▶ [Task objective]
Tell how many lines have the string "this" in them, and write nothing besides the number.

▶ [Rows from a figure dataset]
** begin **

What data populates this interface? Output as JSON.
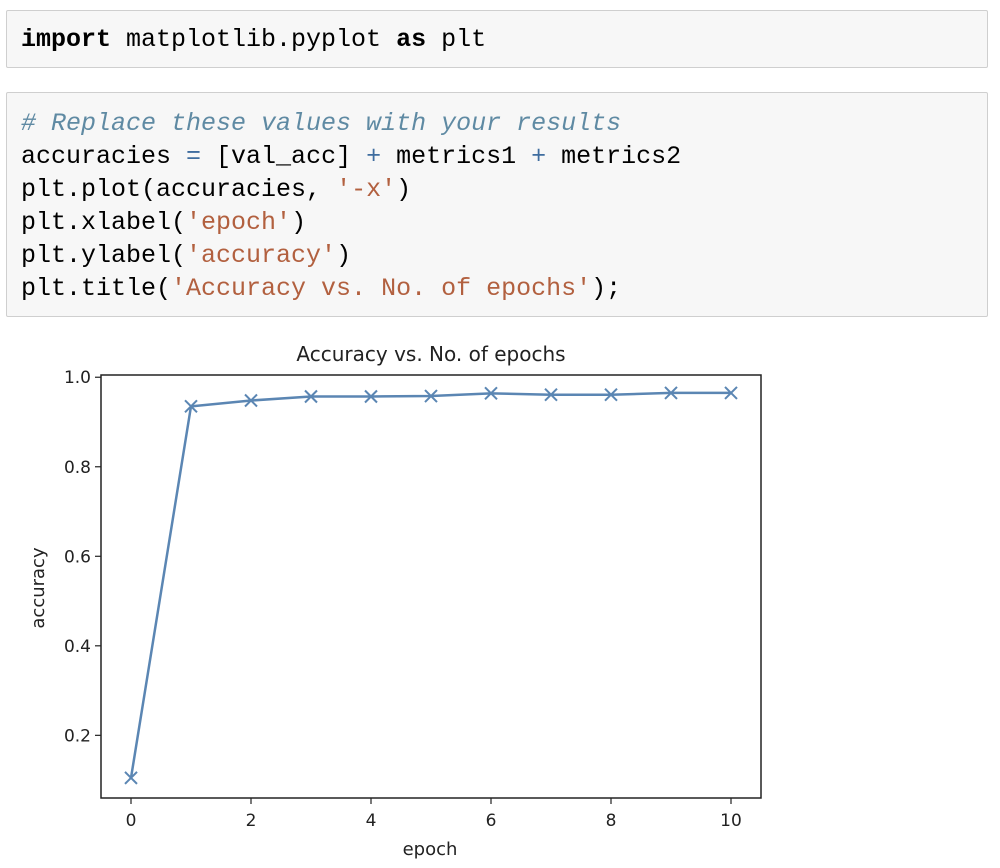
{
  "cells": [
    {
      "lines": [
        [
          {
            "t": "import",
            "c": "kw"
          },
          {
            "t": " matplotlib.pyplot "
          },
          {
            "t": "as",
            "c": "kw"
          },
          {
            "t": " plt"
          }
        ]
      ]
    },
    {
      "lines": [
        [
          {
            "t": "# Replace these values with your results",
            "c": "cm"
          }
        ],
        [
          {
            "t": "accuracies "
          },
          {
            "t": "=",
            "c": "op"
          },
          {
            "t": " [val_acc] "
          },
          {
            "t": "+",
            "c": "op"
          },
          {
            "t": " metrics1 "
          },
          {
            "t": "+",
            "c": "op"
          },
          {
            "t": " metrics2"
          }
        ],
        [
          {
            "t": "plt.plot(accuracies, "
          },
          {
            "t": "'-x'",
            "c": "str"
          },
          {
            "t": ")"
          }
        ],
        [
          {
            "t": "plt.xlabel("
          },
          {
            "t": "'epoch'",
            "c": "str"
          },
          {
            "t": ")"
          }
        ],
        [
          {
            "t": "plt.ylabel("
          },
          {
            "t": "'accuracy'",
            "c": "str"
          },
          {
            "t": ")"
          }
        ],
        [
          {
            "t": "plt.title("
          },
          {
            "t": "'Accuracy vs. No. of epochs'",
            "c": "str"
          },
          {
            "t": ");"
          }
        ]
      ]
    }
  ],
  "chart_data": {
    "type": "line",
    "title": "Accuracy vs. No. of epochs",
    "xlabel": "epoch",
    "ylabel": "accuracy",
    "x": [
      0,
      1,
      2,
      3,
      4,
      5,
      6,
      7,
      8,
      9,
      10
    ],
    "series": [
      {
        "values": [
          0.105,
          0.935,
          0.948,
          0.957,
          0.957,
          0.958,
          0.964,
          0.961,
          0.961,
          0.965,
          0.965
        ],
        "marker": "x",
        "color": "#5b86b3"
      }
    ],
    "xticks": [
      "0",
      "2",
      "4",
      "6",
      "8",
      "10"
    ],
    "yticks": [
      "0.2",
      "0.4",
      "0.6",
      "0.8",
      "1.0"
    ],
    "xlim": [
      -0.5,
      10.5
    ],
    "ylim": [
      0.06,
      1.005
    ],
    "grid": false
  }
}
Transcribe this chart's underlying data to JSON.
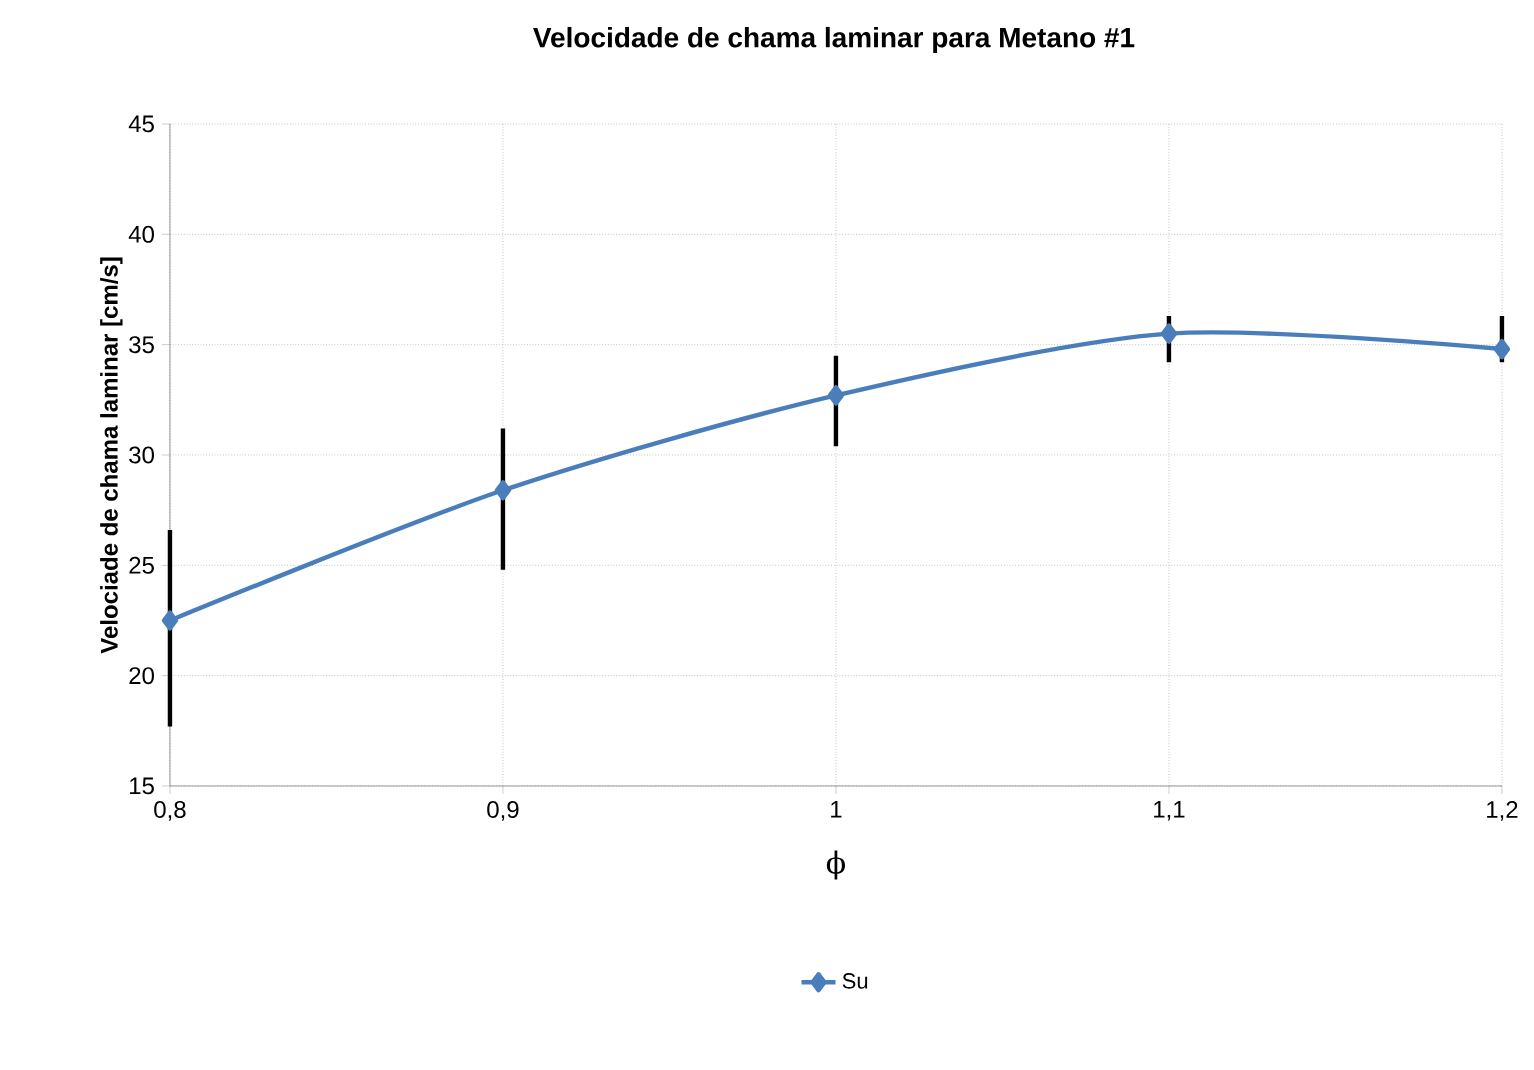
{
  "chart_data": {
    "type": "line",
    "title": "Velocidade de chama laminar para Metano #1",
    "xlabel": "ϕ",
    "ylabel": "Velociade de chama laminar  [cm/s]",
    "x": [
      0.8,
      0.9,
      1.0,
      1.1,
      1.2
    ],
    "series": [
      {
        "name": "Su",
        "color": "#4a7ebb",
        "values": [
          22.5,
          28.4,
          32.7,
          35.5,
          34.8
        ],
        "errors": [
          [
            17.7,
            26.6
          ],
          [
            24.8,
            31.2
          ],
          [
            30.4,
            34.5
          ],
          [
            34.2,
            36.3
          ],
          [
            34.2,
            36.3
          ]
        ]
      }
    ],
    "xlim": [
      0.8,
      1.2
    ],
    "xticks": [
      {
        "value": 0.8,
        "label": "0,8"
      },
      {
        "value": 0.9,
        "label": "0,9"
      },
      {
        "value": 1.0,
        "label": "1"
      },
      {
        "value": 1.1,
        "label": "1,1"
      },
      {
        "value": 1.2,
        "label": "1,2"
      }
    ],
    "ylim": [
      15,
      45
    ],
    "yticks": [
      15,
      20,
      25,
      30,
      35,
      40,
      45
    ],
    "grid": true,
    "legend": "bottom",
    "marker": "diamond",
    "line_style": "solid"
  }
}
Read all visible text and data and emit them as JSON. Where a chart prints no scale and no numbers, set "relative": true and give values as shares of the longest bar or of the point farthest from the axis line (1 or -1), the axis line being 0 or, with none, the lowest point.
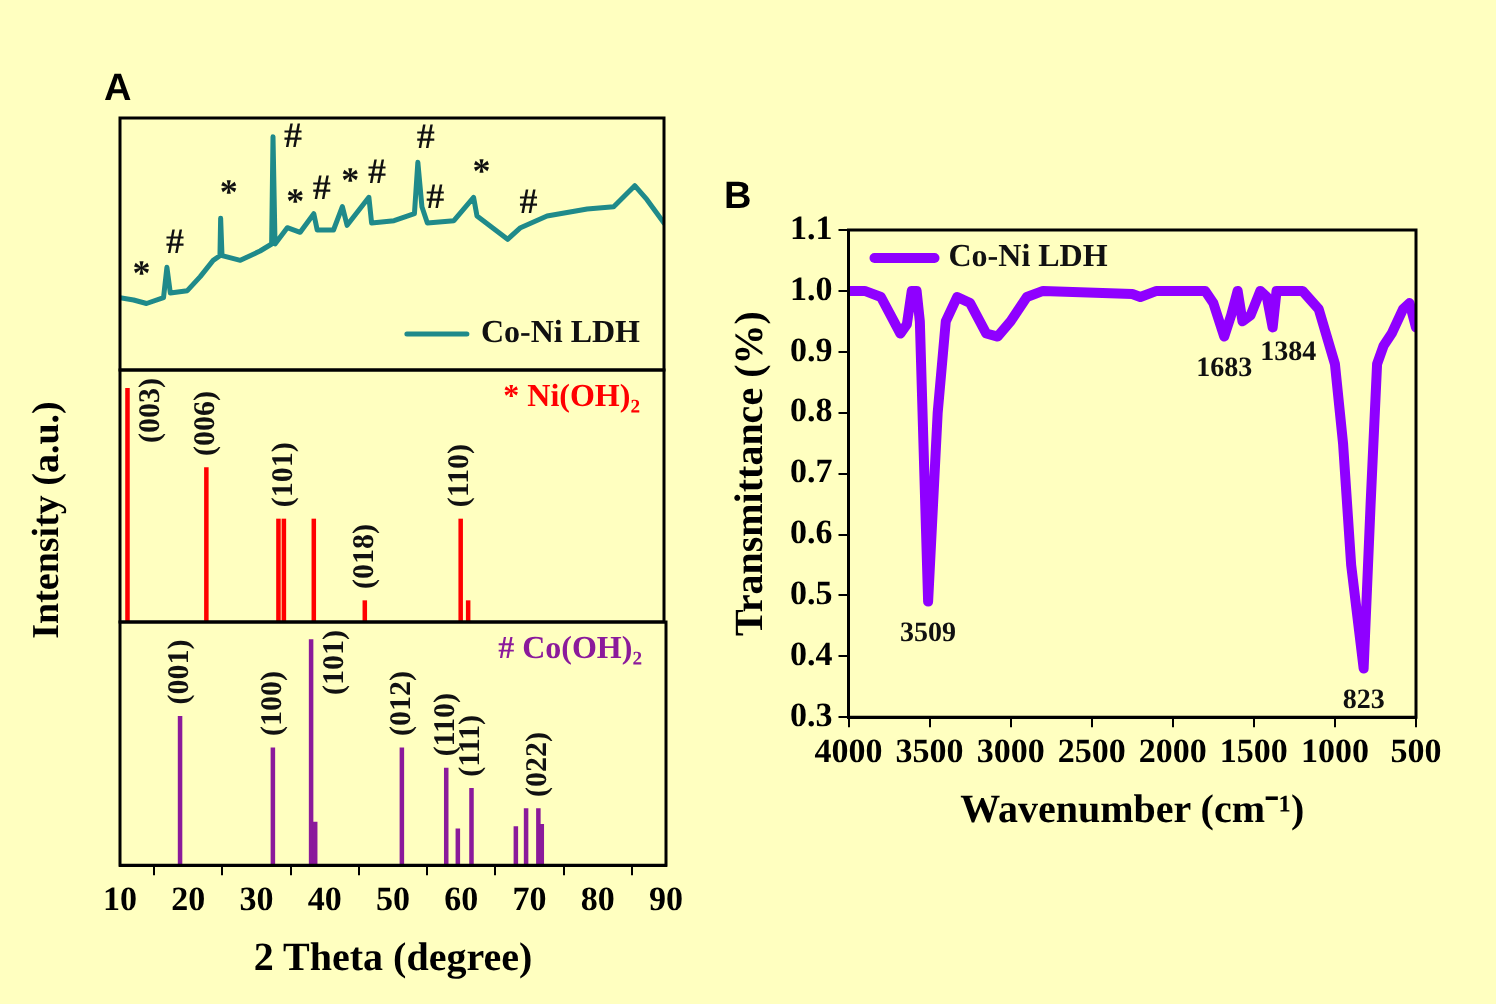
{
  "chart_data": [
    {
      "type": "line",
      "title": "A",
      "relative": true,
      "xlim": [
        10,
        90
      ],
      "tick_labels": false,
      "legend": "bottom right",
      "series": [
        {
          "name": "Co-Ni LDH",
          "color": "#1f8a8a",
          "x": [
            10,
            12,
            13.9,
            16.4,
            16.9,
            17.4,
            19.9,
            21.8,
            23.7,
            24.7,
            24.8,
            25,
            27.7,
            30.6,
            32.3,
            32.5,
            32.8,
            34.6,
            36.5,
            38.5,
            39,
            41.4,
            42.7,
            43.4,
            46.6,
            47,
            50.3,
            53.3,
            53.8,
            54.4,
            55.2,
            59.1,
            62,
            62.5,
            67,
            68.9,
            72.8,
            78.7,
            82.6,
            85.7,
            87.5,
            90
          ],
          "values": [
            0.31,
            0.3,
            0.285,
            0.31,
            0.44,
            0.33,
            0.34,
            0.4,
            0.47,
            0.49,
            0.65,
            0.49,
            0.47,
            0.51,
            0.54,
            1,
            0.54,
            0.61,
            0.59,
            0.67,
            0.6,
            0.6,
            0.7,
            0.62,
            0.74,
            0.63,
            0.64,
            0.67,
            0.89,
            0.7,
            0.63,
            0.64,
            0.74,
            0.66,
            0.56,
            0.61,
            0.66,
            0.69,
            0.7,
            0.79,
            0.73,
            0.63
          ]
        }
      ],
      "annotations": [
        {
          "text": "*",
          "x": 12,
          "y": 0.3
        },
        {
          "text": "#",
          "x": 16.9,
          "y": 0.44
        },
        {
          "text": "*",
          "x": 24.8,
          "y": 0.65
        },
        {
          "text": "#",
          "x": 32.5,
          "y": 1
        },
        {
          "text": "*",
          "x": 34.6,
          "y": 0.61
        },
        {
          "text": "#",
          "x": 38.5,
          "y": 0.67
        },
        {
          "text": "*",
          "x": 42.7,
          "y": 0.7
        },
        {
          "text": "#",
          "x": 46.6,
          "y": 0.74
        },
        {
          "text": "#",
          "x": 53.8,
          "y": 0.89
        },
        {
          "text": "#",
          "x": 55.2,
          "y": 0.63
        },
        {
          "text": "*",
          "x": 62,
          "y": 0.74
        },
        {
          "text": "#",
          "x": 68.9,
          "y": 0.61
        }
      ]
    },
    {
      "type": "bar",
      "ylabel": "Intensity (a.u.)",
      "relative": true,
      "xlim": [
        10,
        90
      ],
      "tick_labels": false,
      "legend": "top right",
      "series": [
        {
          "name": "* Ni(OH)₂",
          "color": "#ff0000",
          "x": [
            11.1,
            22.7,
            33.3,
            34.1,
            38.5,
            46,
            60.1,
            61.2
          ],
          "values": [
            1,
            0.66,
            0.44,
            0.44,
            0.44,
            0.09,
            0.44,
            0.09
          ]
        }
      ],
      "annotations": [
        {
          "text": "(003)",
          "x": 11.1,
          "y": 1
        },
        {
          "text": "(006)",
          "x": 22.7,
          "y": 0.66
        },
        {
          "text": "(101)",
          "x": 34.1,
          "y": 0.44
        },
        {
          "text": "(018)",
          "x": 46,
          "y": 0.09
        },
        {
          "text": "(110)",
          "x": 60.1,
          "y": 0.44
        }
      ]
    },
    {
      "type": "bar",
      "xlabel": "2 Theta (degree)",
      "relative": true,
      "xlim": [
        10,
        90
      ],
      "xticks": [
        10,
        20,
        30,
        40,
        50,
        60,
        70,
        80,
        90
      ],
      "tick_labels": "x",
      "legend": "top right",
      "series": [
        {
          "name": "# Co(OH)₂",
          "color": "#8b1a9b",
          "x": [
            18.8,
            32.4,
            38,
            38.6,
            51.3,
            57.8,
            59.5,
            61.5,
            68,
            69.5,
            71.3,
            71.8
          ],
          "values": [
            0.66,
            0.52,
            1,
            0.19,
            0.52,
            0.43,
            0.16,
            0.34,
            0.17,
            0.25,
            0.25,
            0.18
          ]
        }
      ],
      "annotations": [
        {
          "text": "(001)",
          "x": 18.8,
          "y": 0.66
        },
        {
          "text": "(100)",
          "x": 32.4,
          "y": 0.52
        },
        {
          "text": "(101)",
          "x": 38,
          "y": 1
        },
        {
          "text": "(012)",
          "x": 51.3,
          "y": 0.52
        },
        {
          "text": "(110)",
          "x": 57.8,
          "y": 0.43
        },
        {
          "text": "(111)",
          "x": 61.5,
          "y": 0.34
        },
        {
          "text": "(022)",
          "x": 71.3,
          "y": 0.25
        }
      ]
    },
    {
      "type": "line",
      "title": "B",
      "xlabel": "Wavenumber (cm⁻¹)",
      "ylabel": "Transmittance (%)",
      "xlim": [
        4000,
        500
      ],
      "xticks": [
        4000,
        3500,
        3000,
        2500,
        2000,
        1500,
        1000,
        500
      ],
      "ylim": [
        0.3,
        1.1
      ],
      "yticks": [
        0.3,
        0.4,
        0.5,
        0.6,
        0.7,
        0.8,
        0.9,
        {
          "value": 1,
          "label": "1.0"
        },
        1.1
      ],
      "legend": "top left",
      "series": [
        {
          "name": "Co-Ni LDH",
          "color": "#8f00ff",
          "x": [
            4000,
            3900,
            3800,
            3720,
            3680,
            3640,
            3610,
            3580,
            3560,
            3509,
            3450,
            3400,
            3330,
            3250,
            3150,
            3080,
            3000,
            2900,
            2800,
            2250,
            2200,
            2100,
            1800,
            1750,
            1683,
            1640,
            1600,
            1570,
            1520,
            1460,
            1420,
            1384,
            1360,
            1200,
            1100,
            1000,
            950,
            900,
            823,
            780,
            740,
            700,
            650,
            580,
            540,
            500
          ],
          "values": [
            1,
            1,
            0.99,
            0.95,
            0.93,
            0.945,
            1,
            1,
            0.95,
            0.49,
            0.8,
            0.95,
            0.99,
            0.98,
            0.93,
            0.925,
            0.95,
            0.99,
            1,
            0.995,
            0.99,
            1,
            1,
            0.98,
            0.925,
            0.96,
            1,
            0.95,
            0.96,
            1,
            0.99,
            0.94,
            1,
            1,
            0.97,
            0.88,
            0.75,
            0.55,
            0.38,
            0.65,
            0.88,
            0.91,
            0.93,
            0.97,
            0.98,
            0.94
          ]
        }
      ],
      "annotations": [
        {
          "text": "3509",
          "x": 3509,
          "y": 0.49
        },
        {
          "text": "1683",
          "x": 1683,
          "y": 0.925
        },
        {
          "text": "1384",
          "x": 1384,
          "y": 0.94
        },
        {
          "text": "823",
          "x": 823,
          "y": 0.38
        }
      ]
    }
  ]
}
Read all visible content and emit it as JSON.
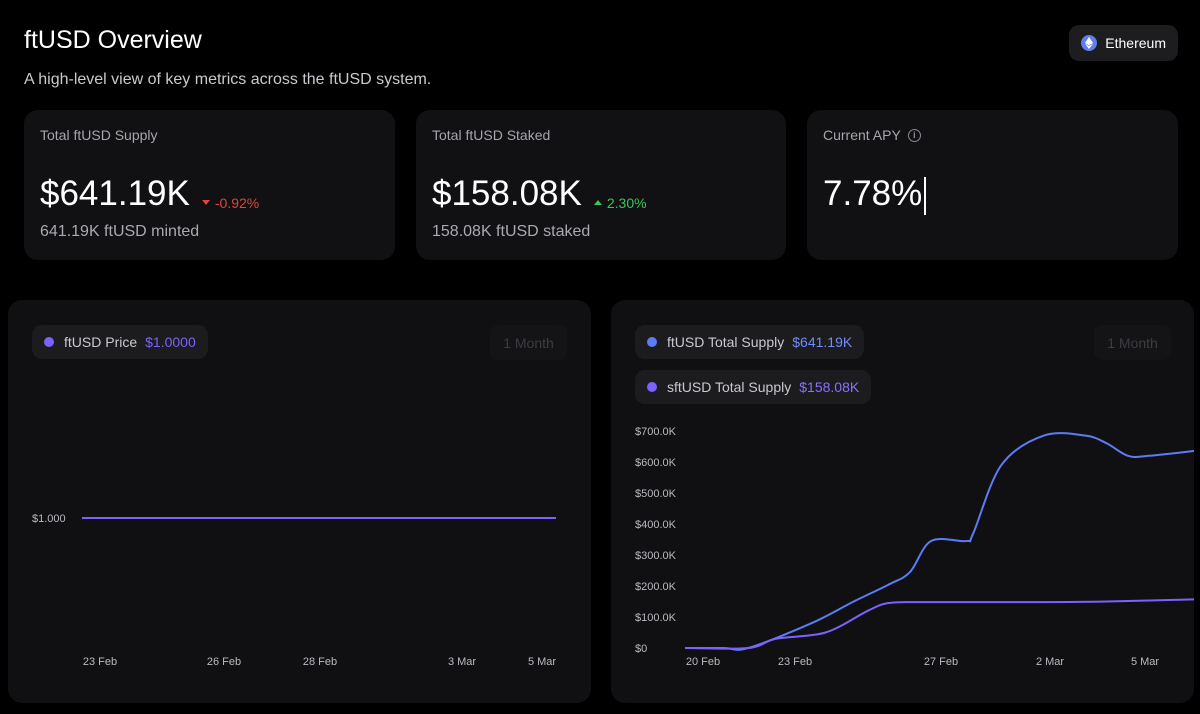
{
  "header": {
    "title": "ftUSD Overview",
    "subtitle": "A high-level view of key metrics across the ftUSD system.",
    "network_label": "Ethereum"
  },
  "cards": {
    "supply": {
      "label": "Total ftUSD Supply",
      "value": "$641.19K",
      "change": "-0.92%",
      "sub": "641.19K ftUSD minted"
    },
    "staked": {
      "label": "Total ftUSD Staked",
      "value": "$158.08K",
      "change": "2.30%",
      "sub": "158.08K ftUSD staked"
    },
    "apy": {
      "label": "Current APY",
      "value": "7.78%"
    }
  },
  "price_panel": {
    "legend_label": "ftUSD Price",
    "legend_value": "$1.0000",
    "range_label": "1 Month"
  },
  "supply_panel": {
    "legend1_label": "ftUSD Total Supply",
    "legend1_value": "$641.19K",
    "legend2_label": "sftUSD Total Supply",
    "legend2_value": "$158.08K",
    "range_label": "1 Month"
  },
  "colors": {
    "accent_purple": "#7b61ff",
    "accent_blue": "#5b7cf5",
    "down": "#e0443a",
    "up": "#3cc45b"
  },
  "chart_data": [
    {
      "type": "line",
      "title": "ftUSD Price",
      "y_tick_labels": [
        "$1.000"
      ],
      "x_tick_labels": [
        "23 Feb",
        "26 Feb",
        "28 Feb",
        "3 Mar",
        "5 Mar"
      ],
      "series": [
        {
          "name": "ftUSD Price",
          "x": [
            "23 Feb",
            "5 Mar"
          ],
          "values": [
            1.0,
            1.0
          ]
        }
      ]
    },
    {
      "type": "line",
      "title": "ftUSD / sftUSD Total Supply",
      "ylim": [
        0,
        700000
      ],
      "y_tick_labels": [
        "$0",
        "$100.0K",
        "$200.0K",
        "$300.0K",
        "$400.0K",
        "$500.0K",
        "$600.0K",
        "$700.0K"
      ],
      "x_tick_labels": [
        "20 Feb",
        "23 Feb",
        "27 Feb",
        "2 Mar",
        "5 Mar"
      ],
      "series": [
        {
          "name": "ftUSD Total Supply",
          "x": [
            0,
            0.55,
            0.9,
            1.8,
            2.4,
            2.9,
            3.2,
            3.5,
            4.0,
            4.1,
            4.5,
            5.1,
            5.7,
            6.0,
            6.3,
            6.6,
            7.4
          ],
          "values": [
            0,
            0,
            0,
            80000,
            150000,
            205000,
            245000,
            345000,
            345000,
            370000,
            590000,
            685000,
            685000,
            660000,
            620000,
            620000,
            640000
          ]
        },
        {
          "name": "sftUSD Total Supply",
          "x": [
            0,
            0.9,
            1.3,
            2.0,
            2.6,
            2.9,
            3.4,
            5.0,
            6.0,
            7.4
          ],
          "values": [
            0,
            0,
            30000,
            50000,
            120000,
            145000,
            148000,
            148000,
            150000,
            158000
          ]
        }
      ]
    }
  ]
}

** end **

▶ [Task solution]
2